**Problem to solve:**
Type the records out again in full, exactly.

**Material for the task:**
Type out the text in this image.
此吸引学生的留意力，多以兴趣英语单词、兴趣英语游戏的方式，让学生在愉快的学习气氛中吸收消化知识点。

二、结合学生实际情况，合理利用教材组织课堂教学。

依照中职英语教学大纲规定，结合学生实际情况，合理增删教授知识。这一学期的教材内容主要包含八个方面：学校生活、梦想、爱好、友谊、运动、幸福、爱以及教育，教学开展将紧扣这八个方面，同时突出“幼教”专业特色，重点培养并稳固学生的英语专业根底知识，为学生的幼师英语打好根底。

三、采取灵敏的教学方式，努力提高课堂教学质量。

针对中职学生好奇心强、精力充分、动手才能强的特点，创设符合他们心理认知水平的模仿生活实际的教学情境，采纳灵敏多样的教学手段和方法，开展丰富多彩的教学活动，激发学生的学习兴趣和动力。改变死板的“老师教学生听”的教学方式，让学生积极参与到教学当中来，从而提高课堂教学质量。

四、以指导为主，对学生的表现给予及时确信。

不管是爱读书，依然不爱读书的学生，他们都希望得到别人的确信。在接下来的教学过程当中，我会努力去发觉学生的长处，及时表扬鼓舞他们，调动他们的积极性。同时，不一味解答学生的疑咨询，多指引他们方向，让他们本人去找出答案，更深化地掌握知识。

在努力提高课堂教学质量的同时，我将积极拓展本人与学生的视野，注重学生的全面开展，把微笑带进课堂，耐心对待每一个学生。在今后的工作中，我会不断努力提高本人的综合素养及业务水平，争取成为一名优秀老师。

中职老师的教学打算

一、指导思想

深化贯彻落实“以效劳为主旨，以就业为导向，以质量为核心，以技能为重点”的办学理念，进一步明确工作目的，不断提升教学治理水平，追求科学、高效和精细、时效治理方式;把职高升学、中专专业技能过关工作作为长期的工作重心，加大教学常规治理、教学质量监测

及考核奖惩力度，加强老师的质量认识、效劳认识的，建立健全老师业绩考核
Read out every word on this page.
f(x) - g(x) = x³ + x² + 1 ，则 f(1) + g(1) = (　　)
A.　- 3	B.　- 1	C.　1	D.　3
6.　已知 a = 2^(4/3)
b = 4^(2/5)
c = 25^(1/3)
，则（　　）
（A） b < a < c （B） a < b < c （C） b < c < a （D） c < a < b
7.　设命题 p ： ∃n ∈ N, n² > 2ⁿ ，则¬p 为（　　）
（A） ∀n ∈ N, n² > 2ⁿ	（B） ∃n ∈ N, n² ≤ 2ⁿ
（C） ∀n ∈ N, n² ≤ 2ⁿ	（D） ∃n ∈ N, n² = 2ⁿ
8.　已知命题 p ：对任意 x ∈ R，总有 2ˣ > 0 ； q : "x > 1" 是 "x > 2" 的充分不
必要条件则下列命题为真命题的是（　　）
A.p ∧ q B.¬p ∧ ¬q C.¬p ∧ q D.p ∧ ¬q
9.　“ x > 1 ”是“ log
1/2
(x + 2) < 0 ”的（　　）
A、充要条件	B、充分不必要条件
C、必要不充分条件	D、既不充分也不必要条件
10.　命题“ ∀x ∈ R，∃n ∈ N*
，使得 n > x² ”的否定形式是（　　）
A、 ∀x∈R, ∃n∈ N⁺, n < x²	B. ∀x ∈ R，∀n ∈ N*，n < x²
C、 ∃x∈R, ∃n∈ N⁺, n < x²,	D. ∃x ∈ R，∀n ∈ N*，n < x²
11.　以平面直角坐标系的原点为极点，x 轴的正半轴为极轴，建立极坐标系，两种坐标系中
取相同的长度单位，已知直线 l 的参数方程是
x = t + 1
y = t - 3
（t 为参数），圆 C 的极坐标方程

**Solution below:**
Type out the text in this image.
此吸引学生的留意力，多以兴趣英语单词、兴趣英语游戏的方式，让学生在愉快的学习气氛中吸收消化知识点。

二、结合学生实际情况，合理利用教材组织课堂教学。

依照中职英语教学大纲规定，结合学生实际情况，合理增删教授知识。这一学期的教材内容主要包含八个方面：学校生活、梦想、爱好、友谊、运动、幸福、爱以及教育，教学开展将紧扣这八个方面，同时突出“幼教”专业特色，重点培养并稳固学生的英语专业根底知识，为学生的幼师英语打好根底。

三、采取灵敏的教学方式，努力提高课堂教学质量。

针对中职学生好奇心强、精力充分、动手才能强的特点，创设符合他们心理认知水平的模仿生活实际的教学情境，采纳灵敏多样的教学手段和方法，开展丰富多彩的教学活动，激发学生的学习兴趣和动力。改变死板的“老师教学生听”的教学方式，让学生积极参与到教学当中来，从而提高课堂教学质量。

四、以指导为主，对学生的表现给予及时确信。

不管是爱读书，依然不爱读书的学生，他们都希望得到别人的确信。在接下来的教学过程当中，我会努力去发觉学生的长处，及时表扬鼓舞他们，调动他们的积极性。同时，不一味解答学生的疑咨询，多指引他们方向，让他们本人去找出答案，更深化地掌握知识。

在努力提高课堂教学质量的同时，我将积极拓展本人与学生的视野，注重学生的全面开展，把微笑带进课堂，耐心对待每一个学生。在今后的工作中，我会不断努力提高本人的综合素养及业务水平，争取成为一名优秀老师。

中职老师的教学打算

一、指导思想

深化贯彻落实“以效劳为主旨，以就业为导向，以质量为核心，以技能为重点”的办学理念，进一步明确工作目的，不断提升教学治理水平，追求科学、高效和精细、时效治理方式;把职高升学、中专专业技能过关工作作为长期的工作重心，加大教学常规治理、教学质量监测

及考核奖惩力度，加强老师的质量认识、效劳认识的，建立健全老师业绩考核
Read out every word on this page.
f(x) - g(x) = x³ + x² + 1 ，则 f(1) + g(1) = (　　)
A.　- 3	B.　- 1	C.　1	D.　3
6.　已知 a = 2^(4/3)
b = 4^(2/5)
c = 25^(1/3)
，则（　　）
（A） b < a < c （B） a < b < c （C） b < c < a （D） c < a < b
7.　设命题 p ： ∃n ∈ N, n² > 2ⁿ ，则¬p 为（　　）
（A） ∀n ∈ N, n² > 2ⁿ	（B） ∃n ∈ N, n² ≤ 2ⁿ
（C） ∀n ∈ N, n² ≤ 2ⁿ	（D） ∃n ∈ N, n² = 2ⁿ
8.　已知命题 p ：对任意 x ∈ R，总有 2ˣ > 0 ； q : "x > 1" 是 "x > 2" 的充分不
必要条件则下列命题为真命题的是（　　）
A.p ∧ q B.¬p ∧ ¬q C.¬p ∧ q D.p ∧ ¬q
9.　“ x > 1 ”是“ log
1/2
(x + 2) < 0 ”的（　　）
A、充要条件	B、充分不必要条件
C、必要不充分条件	D、既不充分也不必要条件
10.　命题“ ∀x ∈ R，∃n ∈ N*
，使得 n > x² ”的否定形式是（　　）
A、 ∀x∈R, ∃n∈ N⁺, n < x²	B. ∀x ∈ R，∀n ∈ N*，n < x²
C、 ∃x∈R, ∃n∈ N⁺, n < x²,	D. ∃x ∈ R，∀n ∈ N*，n < x²
11.　以平面直角坐标系的原点为极点，x 轴的正半轴为极轴，建立极坐标系，两种坐标系中
取相同的长度单位，已知直线 l 的参数方程是
x = t + 1
y = t - 3
（t 为参数），圆 C 的极坐标方程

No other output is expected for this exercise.